> _GIVEN PROBLEM_: Only the pictures are omitted; repeat all other data exactly.

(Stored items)
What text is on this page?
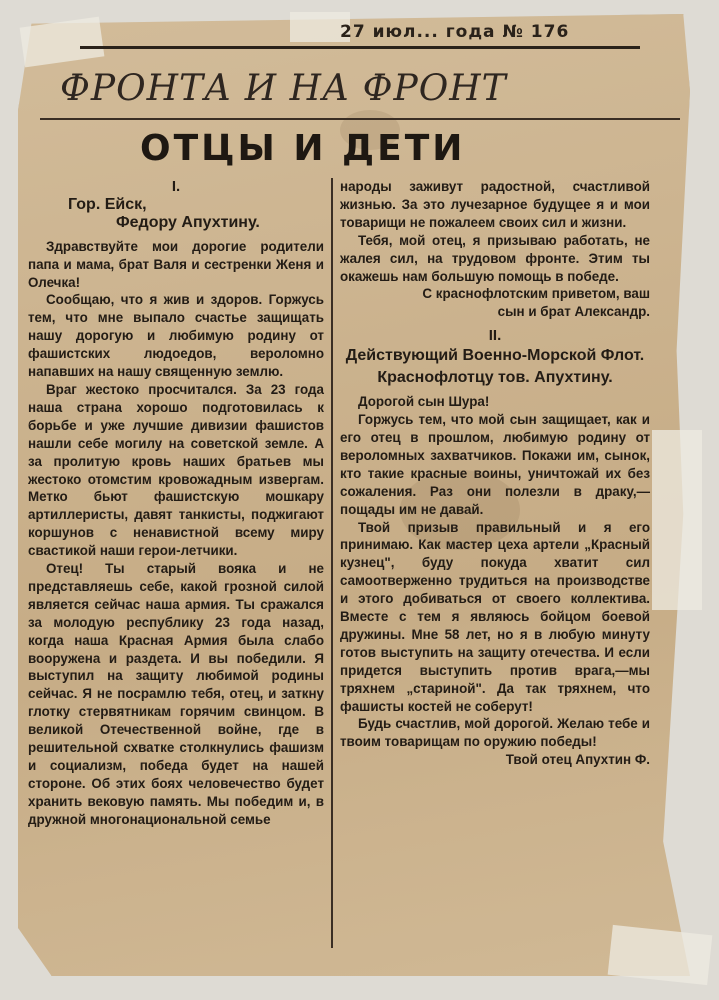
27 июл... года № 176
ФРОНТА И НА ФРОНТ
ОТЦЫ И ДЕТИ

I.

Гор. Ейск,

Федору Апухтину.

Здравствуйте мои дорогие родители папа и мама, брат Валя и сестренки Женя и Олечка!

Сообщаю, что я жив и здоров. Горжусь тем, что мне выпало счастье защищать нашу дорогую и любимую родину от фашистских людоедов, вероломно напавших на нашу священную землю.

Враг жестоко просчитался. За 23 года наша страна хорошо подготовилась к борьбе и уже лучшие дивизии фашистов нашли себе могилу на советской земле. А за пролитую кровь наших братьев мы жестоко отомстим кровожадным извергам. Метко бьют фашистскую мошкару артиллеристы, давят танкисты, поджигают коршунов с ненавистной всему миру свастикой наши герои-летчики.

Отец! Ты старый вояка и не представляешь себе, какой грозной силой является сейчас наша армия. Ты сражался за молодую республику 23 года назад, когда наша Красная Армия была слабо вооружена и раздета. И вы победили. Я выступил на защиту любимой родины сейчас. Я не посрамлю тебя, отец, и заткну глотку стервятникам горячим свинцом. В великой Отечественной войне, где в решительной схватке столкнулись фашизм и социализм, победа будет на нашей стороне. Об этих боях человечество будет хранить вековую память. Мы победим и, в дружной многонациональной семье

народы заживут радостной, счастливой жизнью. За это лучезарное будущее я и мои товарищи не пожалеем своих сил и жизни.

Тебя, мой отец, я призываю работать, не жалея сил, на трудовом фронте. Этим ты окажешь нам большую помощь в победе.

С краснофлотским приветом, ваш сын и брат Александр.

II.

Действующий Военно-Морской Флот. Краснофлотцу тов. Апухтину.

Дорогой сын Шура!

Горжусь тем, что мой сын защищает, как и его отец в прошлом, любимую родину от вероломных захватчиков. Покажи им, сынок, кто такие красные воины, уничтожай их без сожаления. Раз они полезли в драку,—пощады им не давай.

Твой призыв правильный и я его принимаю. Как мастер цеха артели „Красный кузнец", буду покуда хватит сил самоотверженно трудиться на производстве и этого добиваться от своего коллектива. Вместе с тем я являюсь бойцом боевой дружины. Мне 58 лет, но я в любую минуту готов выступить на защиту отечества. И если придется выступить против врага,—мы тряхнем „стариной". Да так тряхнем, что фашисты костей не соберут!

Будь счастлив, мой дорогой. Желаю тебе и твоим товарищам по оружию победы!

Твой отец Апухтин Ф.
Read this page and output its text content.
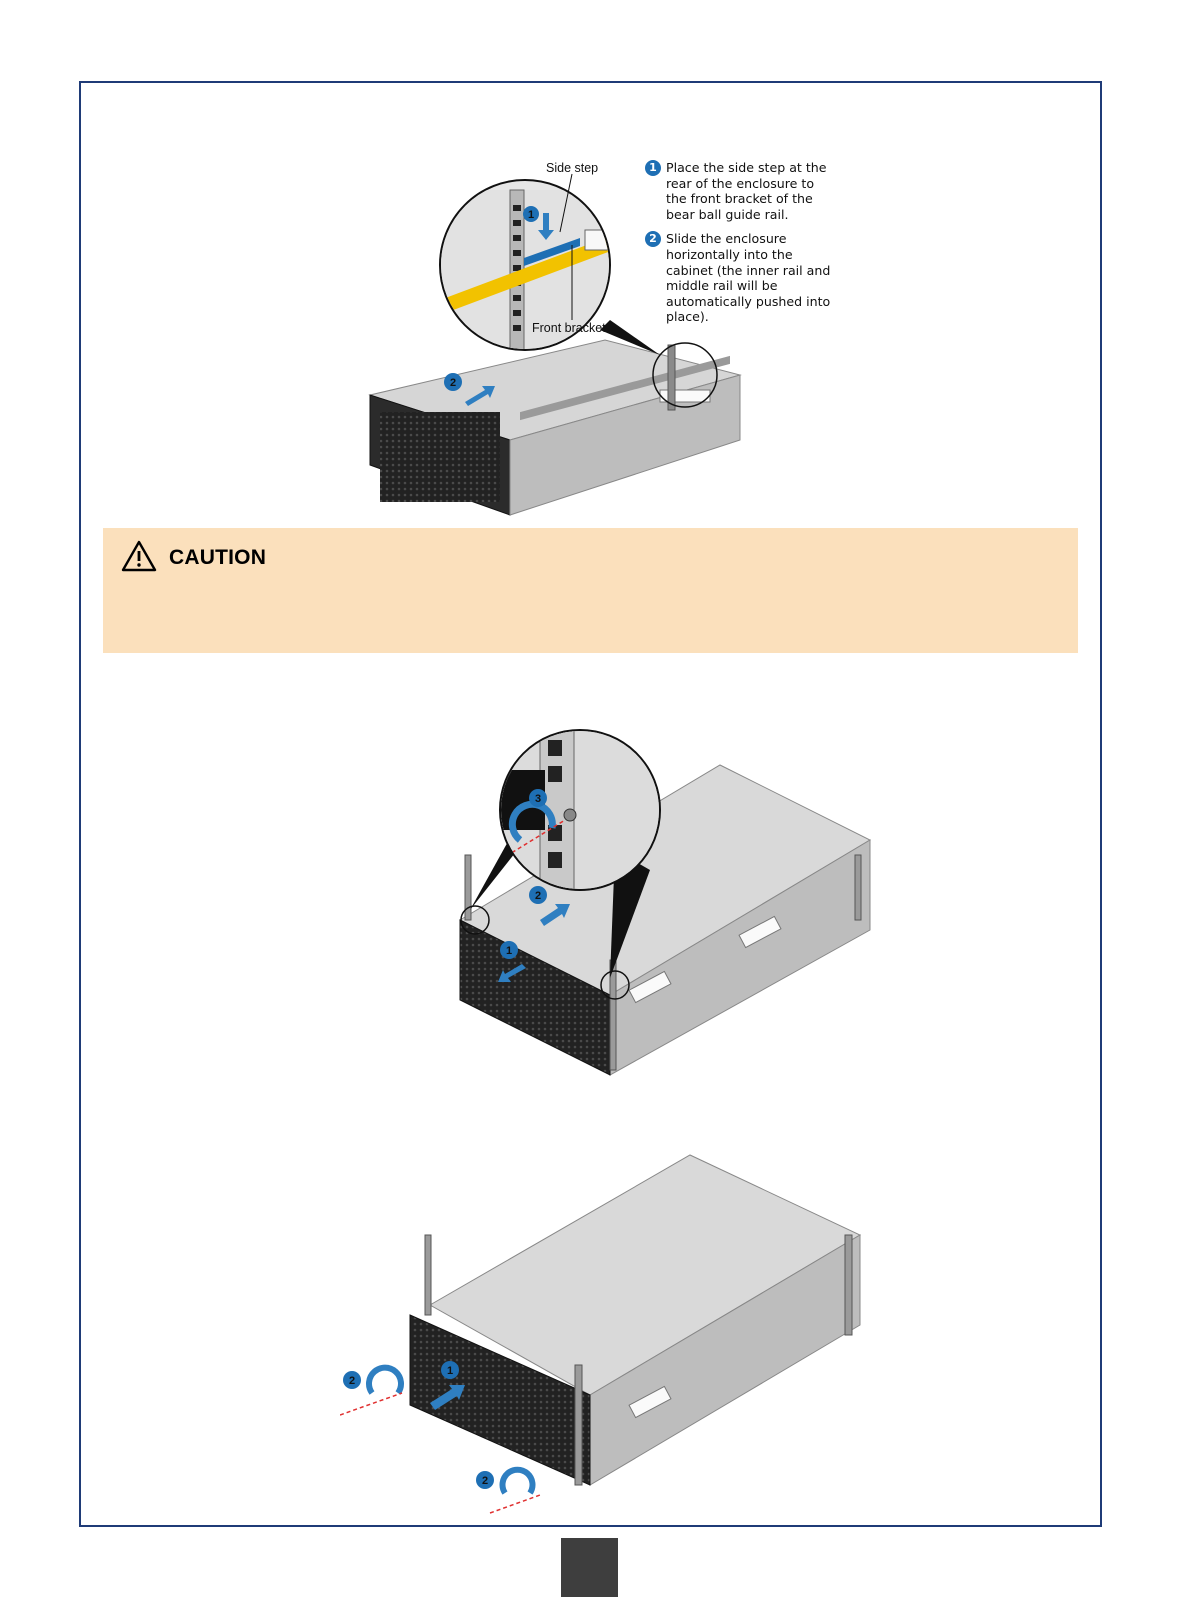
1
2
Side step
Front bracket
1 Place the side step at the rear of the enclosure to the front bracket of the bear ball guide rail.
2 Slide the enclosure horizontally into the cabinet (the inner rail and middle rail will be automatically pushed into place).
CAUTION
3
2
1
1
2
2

> _THE RESPONSE_:
What text is on this page?
27 июл... года № 176
ФРОНТА И НА ФРОНТ
ОТЦЫ И ДЕТИ

I.

Гор. Ейск,

Федору Апухтину.

Здравствуйте мои дорогие родители папа и мама, брат Валя и сестренки Женя и Олечка!

Сообщаю, что я жив и здоров. Горжусь тем, что мне выпало счастье защищать нашу дорогую и любимую родину от фашистских людоедов, вероломно напавших на нашу священную землю.

Враг жестоко просчитался. За 23 года наша страна хорошо подготовилась к борьбе и уже лучшие дивизии фашистов нашли себе могилу на советской земле. А за пролитую кровь наших братьев мы жестоко отомстим кровожадным извергам. Метко бьют фашистскую мошкару артиллеристы, давят танкисты, поджигают коршунов с ненавистной всему миру свастикой наши герои-летчики.

Отец! Ты старый вояка и не представляешь себе, какой грозной силой является сейчас наша армия. Ты сражался за молодую республику 23 года назад, когда наша Красная Армия была слабо вооружена и раздета. И вы победили. Я выступил на защиту любимой родины сейчас. Я не посрамлю тебя, отец, и заткну глотку стервятникам горячим свинцом. В великой Отечественной войне, где в решительной схватке столкнулись фашизм и социализм, победа будет на нашей стороне. Об этих боях человечество будет хранить вековую память. Мы победим и, в дружной многонациональной семье

народы заживут радостной, счастливой жизнью. За это лучезарное будущее я и мои товарищи не пожалеем своих сил и жизни.

Тебя, мой отец, я призываю работать, не жалея сил, на трудовом фронте. Этим ты окажешь нам большую помощь в победе.

С краснофлотским приветом, ваш сын и брат Александр.

II.

Действующий Военно-Морской Флот. Краснофлотцу тов. Апухтину.

Дорогой сын Шура!

Горжусь тем, что мой сын защищает, как и его отец в прошлом, любимую родину от вероломных захватчиков. Покажи им, сынок, кто такие красные воины, уничтожай их без сожаления. Раз они полезли в драку,—пощады им не давай.

Твой призыв правильный и я его принимаю. Как мастер цеха артели „Красный кузнец", буду покуда хватит сил самоотверженно трудиться на производстве и этого добиваться от своего коллектива. Вместе с тем я являюсь бойцом боевой дружины. Мне 58 лет, но я в любую минуту готов выступить на защиту отечества. И если придется выступить против врага,—мы тряхнем „стариной". Да так тряхнем, что фашисты костей не соберут!

Будь счастлив, мой дорогой. Желаю тебе и твоим товарищам по оружию победы!

Твой отец Апухтин Ф.
Read this page and output its text content.
1
2
Side step
Front bracket
1 Place the side step at the rear of the enclosure to the front bracket of the bear ball guide rail.
2 Slide the enclosure horizontally into the cabinet (the inner rail and middle rail will be automatically pushed into place).
CAUTION
3
2
1
1
2
2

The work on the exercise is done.